>>>
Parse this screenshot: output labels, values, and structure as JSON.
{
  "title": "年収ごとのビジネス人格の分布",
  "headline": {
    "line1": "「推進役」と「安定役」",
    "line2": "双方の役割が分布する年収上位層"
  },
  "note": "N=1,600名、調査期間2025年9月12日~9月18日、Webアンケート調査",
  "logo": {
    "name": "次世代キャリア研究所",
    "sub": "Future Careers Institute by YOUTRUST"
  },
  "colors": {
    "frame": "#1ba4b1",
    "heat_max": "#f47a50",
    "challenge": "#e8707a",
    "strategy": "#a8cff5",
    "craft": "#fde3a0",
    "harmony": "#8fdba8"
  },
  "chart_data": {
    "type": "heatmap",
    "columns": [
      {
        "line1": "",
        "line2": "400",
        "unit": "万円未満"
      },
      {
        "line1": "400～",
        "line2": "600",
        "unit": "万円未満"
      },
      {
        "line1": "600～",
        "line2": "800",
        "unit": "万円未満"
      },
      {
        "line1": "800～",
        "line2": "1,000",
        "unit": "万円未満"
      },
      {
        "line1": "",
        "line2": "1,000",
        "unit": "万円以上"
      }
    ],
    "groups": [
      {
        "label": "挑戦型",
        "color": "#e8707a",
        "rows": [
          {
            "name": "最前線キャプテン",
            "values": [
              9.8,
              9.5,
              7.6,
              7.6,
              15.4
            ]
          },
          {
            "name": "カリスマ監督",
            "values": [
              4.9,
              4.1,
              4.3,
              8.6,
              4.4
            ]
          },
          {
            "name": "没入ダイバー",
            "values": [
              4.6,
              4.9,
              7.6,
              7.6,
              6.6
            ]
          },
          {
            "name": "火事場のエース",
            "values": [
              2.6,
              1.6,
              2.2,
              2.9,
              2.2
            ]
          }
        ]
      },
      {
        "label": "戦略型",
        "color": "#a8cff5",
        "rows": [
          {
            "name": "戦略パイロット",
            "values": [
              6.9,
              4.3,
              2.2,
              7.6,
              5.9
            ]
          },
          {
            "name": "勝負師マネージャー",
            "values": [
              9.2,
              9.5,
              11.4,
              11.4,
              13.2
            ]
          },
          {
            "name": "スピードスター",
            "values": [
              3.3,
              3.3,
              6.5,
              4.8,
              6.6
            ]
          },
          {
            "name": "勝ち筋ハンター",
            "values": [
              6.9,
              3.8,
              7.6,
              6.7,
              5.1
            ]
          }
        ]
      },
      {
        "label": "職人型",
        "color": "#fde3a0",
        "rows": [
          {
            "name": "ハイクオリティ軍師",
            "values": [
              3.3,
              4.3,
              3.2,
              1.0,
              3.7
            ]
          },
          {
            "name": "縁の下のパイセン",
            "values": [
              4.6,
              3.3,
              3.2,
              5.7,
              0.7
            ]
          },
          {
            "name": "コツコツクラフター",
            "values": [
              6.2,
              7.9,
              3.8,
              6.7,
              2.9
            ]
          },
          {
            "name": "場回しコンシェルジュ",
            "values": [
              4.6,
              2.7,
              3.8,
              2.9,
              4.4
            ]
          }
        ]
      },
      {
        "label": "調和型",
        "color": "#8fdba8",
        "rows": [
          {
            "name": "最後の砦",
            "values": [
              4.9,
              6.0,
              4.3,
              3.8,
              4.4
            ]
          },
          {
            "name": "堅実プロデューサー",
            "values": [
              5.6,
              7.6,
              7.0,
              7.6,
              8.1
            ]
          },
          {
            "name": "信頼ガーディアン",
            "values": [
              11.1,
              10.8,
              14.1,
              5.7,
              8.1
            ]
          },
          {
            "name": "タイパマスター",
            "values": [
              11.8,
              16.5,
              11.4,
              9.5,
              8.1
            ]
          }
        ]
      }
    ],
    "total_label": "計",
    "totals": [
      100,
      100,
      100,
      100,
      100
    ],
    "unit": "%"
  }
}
<<<
> _Exercise goal_
Reproduce the entire listing word for word.

> _The answer_
Parse this screenshot: output labels, values, and structure as JSON.
{
  "title": "年収ごとのビジネス人格の分布",
  "headline": {
    "line1": "「推進役」と「安定役」",
    "line2": "双方の役割が分布する年収上位層"
  },
  "note": "N=1,600名、調査期間2025年9月12日~9月18日、Webアンケート調査",
  "logo": {
    "name": "次世代キャリア研究所",
    "sub": "Future Careers Institute by YOUTRUST"
  },
  "colors": {
    "frame": "#1ba4b1",
    "heat_max": "#f47a50",
    "challenge": "#e8707a",
    "strategy": "#a8cff5",
    "craft": "#fde3a0",
    "harmony": "#8fdba8"
  },
  "chart_data": {
    "type": "heatmap",
    "columns": [
      {
        "line1": "",
        "line2": "400",
        "unit": "万円未満"
      },
      {
        "line1": "400～",
        "line2": "600",
        "unit": "万円未満"
      },
      {
        "line1": "600～",
        "line2": "800",
        "unit": "万円未満"
      },
      {
        "line1": "800～",
        "line2": "1,000",
        "unit": "万円未満"
      },
      {
        "line1": "",
        "line2": "1,000",
        "unit": "万円以上"
      }
    ],
    "groups": [
      {
        "label": "挑戦型",
        "color": "#e8707a",
        "rows": [
          {
            "name": "最前線キャプテン",
            "values": [
              9.8,
              9.5,
              7.6,
              7.6,
              15.4
            ]
          },
          {
            "name": "カリスマ監督",
            "values": [
              4.9,
              4.1,
              4.3,
              8.6,
              4.4
            ]
          },
          {
            "name": "没入ダイバー",
            "values": [
              4.6,
              4.9,
              7.6,
              7.6,
              6.6
            ]
          },
          {
            "name": "火事場のエース",
            "values": [
              2.6,
              1.6,
              2.2,
              2.9,
              2.2
            ]
          }
        ]
      },
      {
        "label": "戦略型",
        "color": "#a8cff5",
        "rows": [
          {
            "name": "戦略パイロット",
            "values": [
              6.9,
              4.3,
              2.2,
              7.6,
              5.9
            ]
          },
          {
            "name": "勝負師マネージャー",
            "values": [
              9.2,
              9.5,
              11.4,
              11.4,
              13.2
            ]
          },
          {
            "name": "スピードスター",
            "values": [
              3.3,
              3.3,
              6.5,
              4.8,
              6.6
            ]
          },
          {
            "name": "勝ち筋ハンター",
            "values": [
              6.9,
              3.8,
              7.6,
              6.7,
              5.1
            ]
          }
        ]
      },
      {
        "label": "職人型",
        "color": "#fde3a0",
        "rows": [
          {
            "name": "ハイクオリティ軍師",
            "values": [
              3.3,
              4.3,
              3.2,
              1.0,
              3.7
            ]
          },
          {
            "name": "縁の下のパイセン",
            "values": [
              4.6,
              3.3,
              3.2,
              5.7,
              0.7
            ]
          },
          {
            "name": "コツコツクラフター",
            "values": [
              6.2,
              7.9,
              3.8,
              6.7,
              2.9
            ]
          },
          {
            "name": "場回しコンシェルジュ",
            "values": [
              4.6,
              2.7,
              3.8,
              2.9,
              4.4
            ]
          }
        ]
      },
      {
        "label": "調和型",
        "color": "#8fdba8",
        "rows": [
          {
            "name": "最後の砦",
            "values": [
              4.9,
              6.0,
              4.3,
              3.8,
              4.4
            ]
          },
          {
            "name": "堅実プロデューサー",
            "values": [
              5.6,
              7.6,
              7.0,
              7.6,
              8.1
            ]
          },
          {
            "name": "信頼ガーディアン",
            "values": [
              11.1,
              10.8,
              14.1,
              5.7,
              8.1
            ]
          },
          {
            "name": "タイパマスター",
            "values": [
              11.8,
              16.5,
              11.4,
              9.5,
              8.1
            ]
          }
        ]
      }
    ],
    "total_label": "計",
    "totals": [
      100,
      100,
      100,
      100,
      100
    ],
    "unit": "%"
  }
}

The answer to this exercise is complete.